- _EXERCISE_
Copy every line from the data below in which the string "velocity" can be found.

- _INPUT RECORDS_
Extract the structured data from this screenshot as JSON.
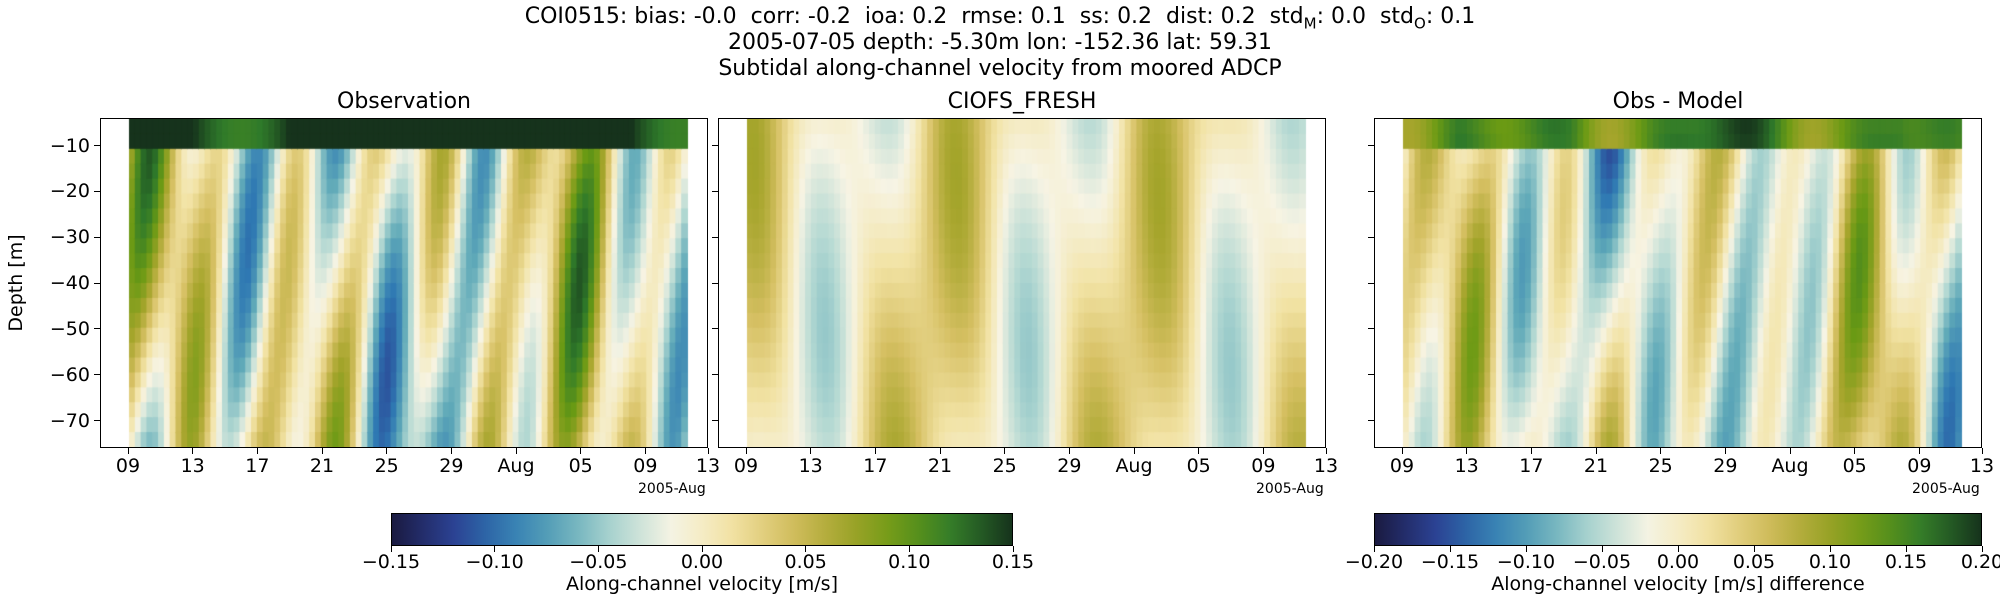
{
  "title": {
    "line1": "COI0515: bias: -0.0  corr: -0.2  ioa: 0.2  rmse: 0.1  ss: 0.2  dist: 0.2  std",
    "line1_subM": "M",
    "line1_mid": ": 0.0  std",
    "line1_subO": "O",
    "line1_end": ": 0.1",
    "line2": "2005-07-05 depth: -5.30m lon: -152.36 lat: 59.31",
    "line3": "Subtidal along-channel velocity from moored ADCP"
  },
  "colormap": [
    "#1a1a40",
    "#2a3c8f",
    "#2f79b3",
    "#5fa9b8",
    "#b2d8d2",
    "#f7f4e4",
    "#f2e3a5",
    "#d6c063",
    "#a6a52c",
    "#6a9a14",
    "#2f7a2a",
    "#16331c"
  ],
  "chart_data": [
    {
      "type": "heatmap",
      "title": "Observation",
      "ylabel": "Depth [m]",
      "xlabel": "",
      "x_ticks": [
        "09",
        "13",
        "17",
        "21",
        "25",
        "29",
        "Aug",
        "05",
        "09",
        "13"
      ],
      "x_offset_label": "2005-Aug",
      "y_ticks": [
        -10,
        -20,
        -30,
        -40,
        -50,
        -60,
        -70
      ],
      "ylim": [
        -76,
        -4
      ],
      "xlim": [
        "2005-07-05",
        "2005-08-13"
      ],
      "colorbar": {
        "range": [
          -0.15,
          0.15
        ],
        "ticks": [
          "−0.15",
          "−0.10",
          "−0.05",
          "0.00",
          "0.05",
          "0.10",
          "0.15"
        ],
        "label": "Along-channel velocity [m/s]"
      }
    },
    {
      "type": "heatmap",
      "title": "CIOFS_FRESH",
      "x_ticks": [
        "09",
        "13",
        "17",
        "21",
        "25",
        "29",
        "Aug",
        "05",
        "09",
        "13"
      ],
      "x_offset_label": "2005-Aug",
      "y_ticks": [
        -10,
        -20,
        -30,
        -40,
        -50,
        -60,
        -70
      ],
      "ylim": [
        -76,
        -4
      ],
      "colorbar": {
        "range": [
          -0.15,
          0.15
        ]
      }
    },
    {
      "type": "heatmap",
      "title": "Obs - Model",
      "x_ticks": [
        "09",
        "13",
        "17",
        "21",
        "25",
        "29",
        "Aug",
        "05",
        "09",
        "13"
      ],
      "x_offset_label": "2005-Aug",
      "y_ticks": [
        -10,
        -20,
        -30,
        -40,
        -50,
        -60,
        -70
      ],
      "ylim": [
        -76,
        -4
      ],
      "colorbar": {
        "range": [
          -0.2,
          0.2
        ],
        "ticks": [
          "−0.20",
          "−0.15",
          "−0.10",
          "−0.05",
          "0.00",
          "0.05",
          "0.10",
          "0.15",
          "0.20"
        ],
        "label": "Along-channel velocity [m/s] difference"
      }
    }
  ]
}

- _TASK OUTPUT_
    "line3": "Subtidal along-channel velocity from moored ADCP"
        "label": "Along-channel velocity [m/s]"
        "label": "Along-channel velocity [m/s] difference"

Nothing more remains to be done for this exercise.